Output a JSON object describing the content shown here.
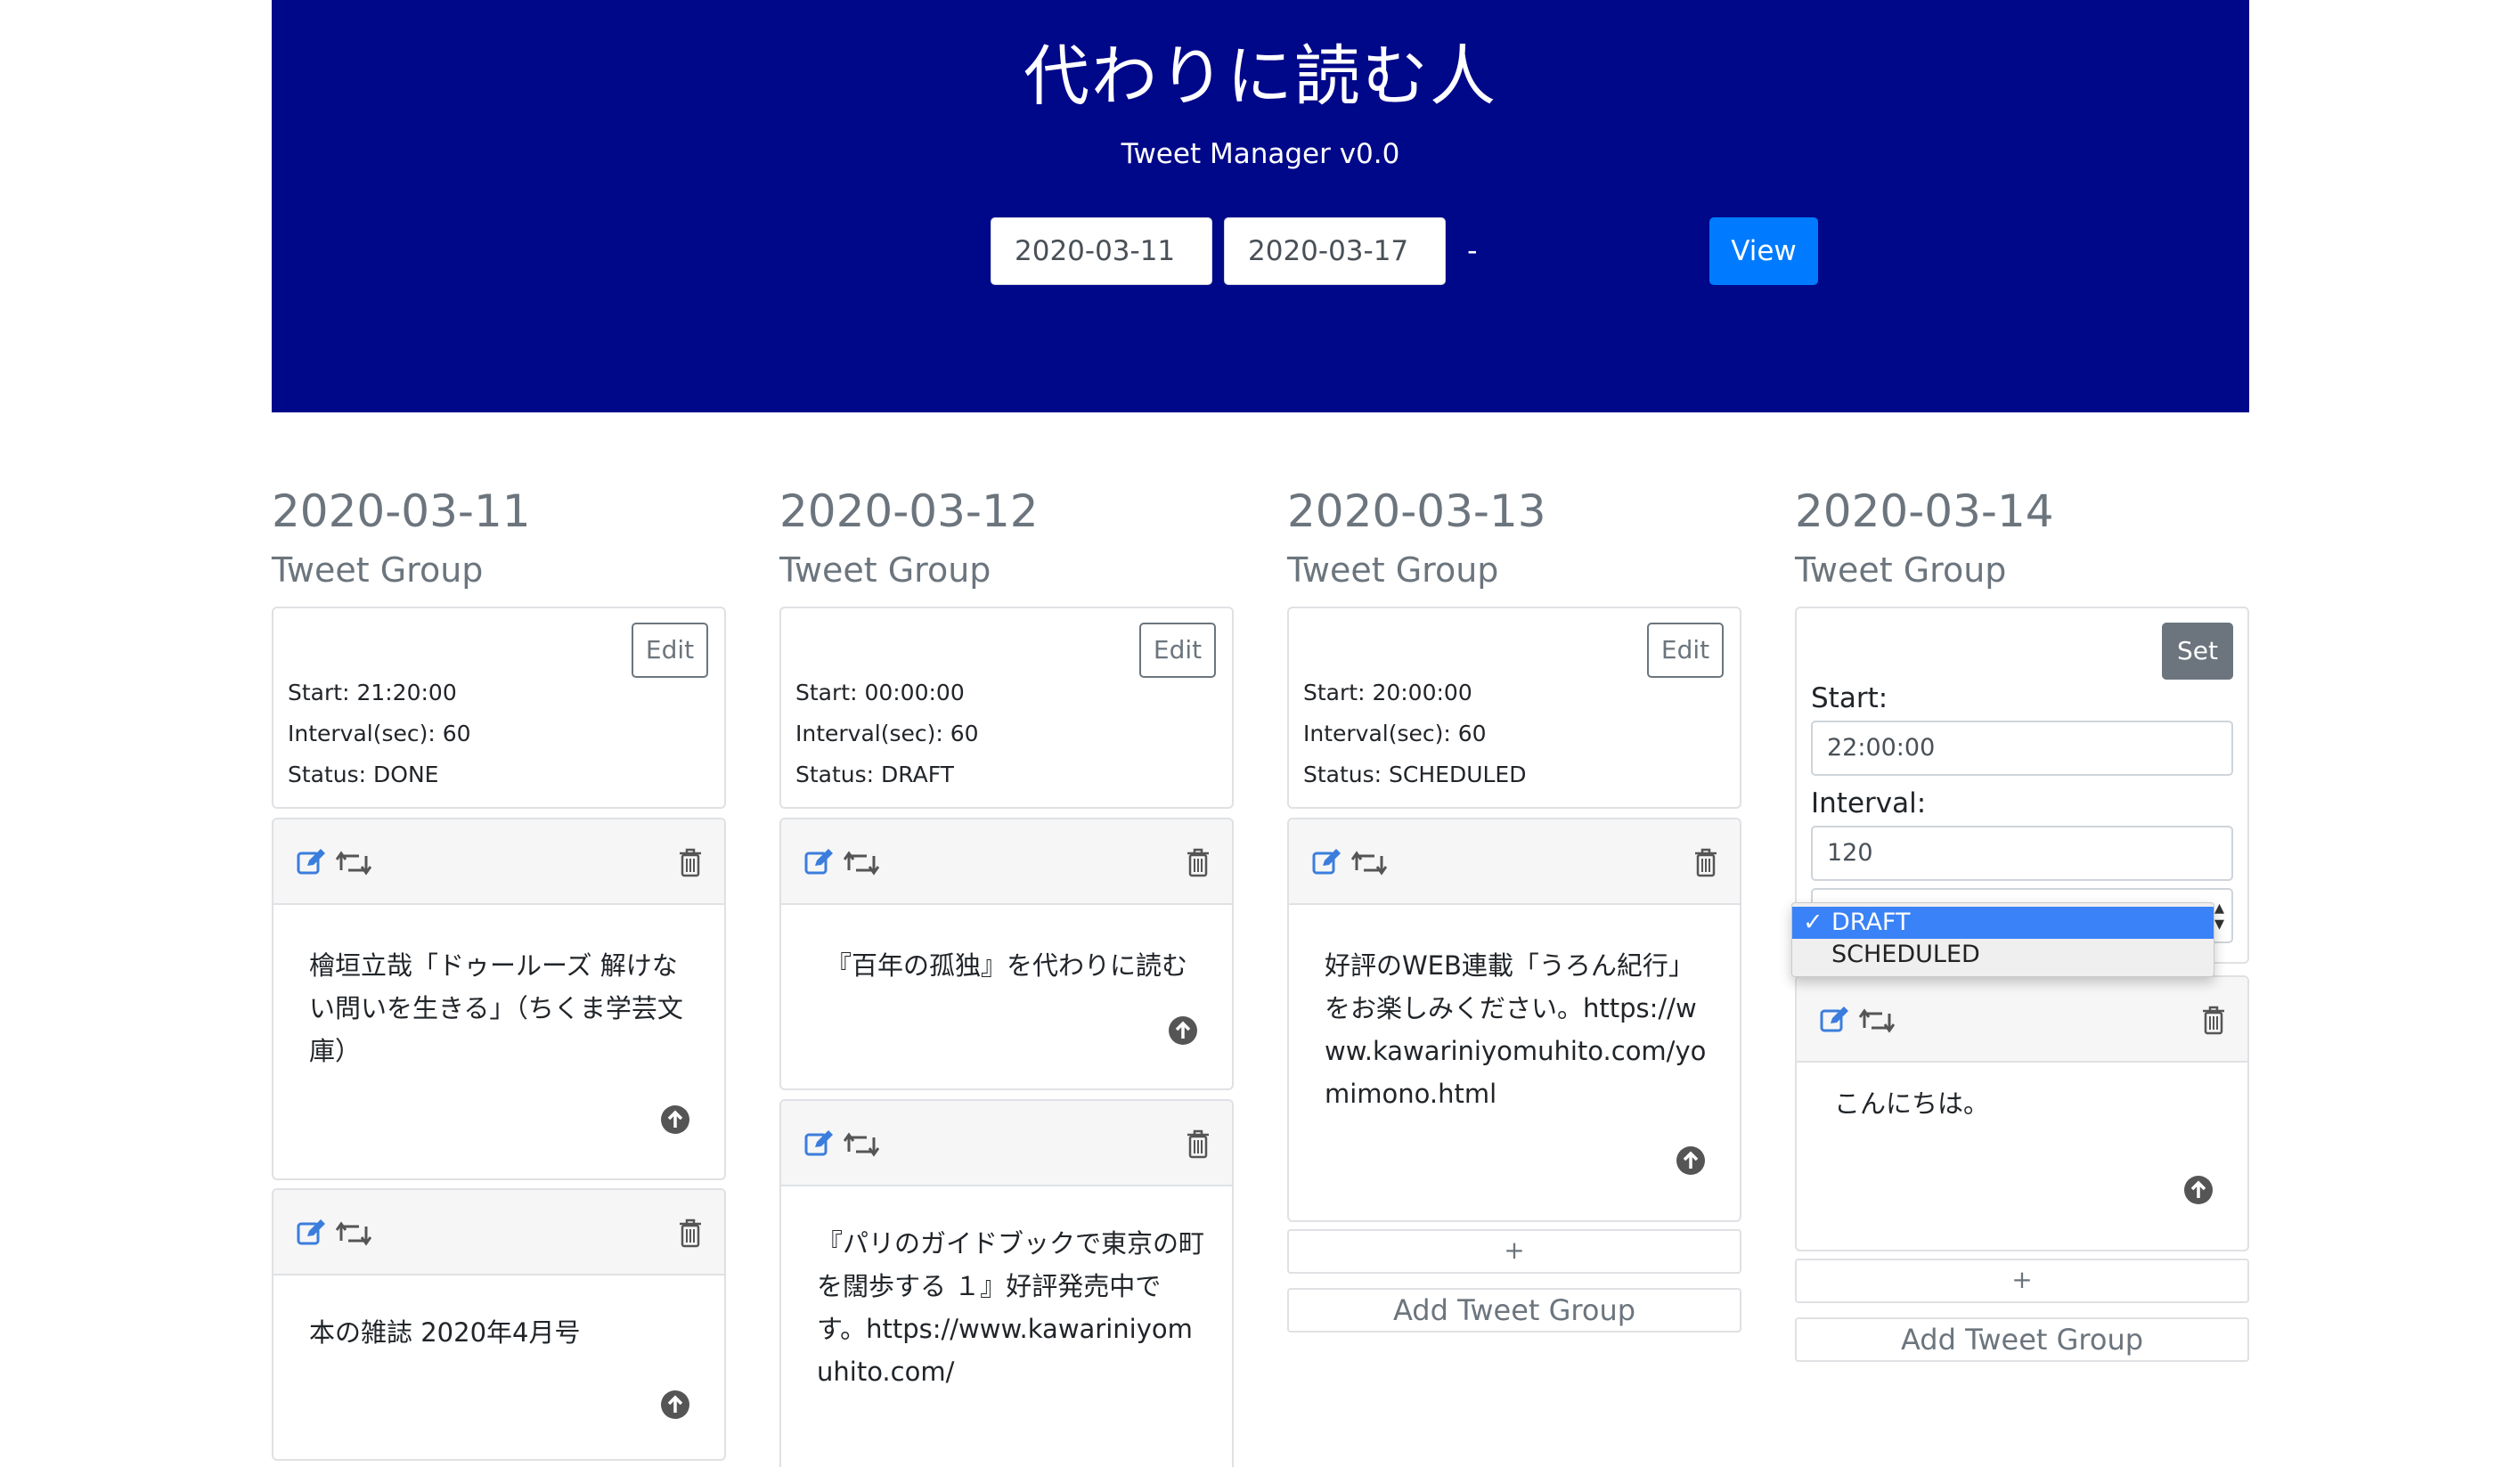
{
  "header": {
    "title": "代わりに読む人",
    "subtitle": "Tweet Manager v0.0",
    "start_date": "2020-03-11",
    "separator": "-",
    "end_date": "2020-03-17",
    "view_label": "View"
  },
  "days": [
    {
      "date": "2020-03-11",
      "group_label": "Tweet Group",
      "edit_label": "Edit",
      "start": "Start: 21:20:00",
      "interval": "Interval(sec): 60",
      "status": "Status: DONE",
      "tweets": [
        {
          "text": "檜垣立哉「ドゥールーズ 解けない問いを生きる」（ちくま学芸文庫）"
        },
        {
          "text": "本の雑誌 2020年4月号"
        }
      ]
    },
    {
      "date": "2020-03-12",
      "group_label": "Tweet Group",
      "edit_label": "Edit",
      "start": "Start: 00:00:00",
      "interval": "Interval(sec): 60",
      "status": "Status: DRAFT",
      "tweets": [
        {
          "text": "『百年の孤独』を代わりに読む"
        },
        {
          "text": "『パリのガイドブックで東京の町を闊歩する １』好評発売中です。https://www.kawariniyomuhito.com/"
        }
      ]
    },
    {
      "date": "2020-03-13",
      "group_label": "Tweet Group",
      "edit_label": "Edit",
      "start": "Start: 20:00:00",
      "interval": "Interval(sec): 60",
      "status": "Status: SCHEDULED",
      "tweets": [
        {
          "text": "好評のWEB連載「うろん紀行」をお楽しみください。https://www.kawariniyomuhito.com/yomimono.html"
        }
      ],
      "plus_label": "+",
      "add_group_label": "Add Tweet Group"
    },
    {
      "date": "2020-03-14",
      "group_label": "Tweet Group",
      "set_label": "Set",
      "start_label": "Start:",
      "start_value": "22:00:00",
      "interval_label": "Interval:",
      "interval_value": "120",
      "status_options": [
        "DRAFT",
        "SCHEDULED"
      ],
      "status_selected": "DRAFT",
      "tweets": [
        {
          "text": "こんにちは。"
        }
      ],
      "plus_label": "+",
      "add_group_label": "Add Tweet Group"
    }
  ],
  "colors": {
    "header_bg": "#00088a",
    "primary": "#007bff",
    "muted": "#6c757d",
    "icon_blue": "#3b7ddd",
    "select_highlight": "#3a82f7"
  },
  "icons": [
    "edit-icon",
    "retweet-icon",
    "trash-icon",
    "arrow-up-circle-icon",
    "checkmark-icon",
    "select-arrows-icon"
  ]
}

-----

> [REQUEST]: Identify and copy lines that hold the string "text".

> [WRITTEN SOLUTION]:
          "text": "檜垣立哉「ドゥールーズ 解けない問いを生きる」（ちくま学芸文庫）"
          "text": "本の雑誌 2020年4月号"
          "text": "『百年の孤独』を代わりに読む"
          "text": "『パリのガイドブックで東京の町を闊歩する １』好評発売中です。https://www.kawariniyomuhito.com/"
          "text": "好評のWEB連載「うろん紀行」をお楽しみください。https://www.kawariniyomuhito.com/yomimono.html"
          "text": "こんにちは。"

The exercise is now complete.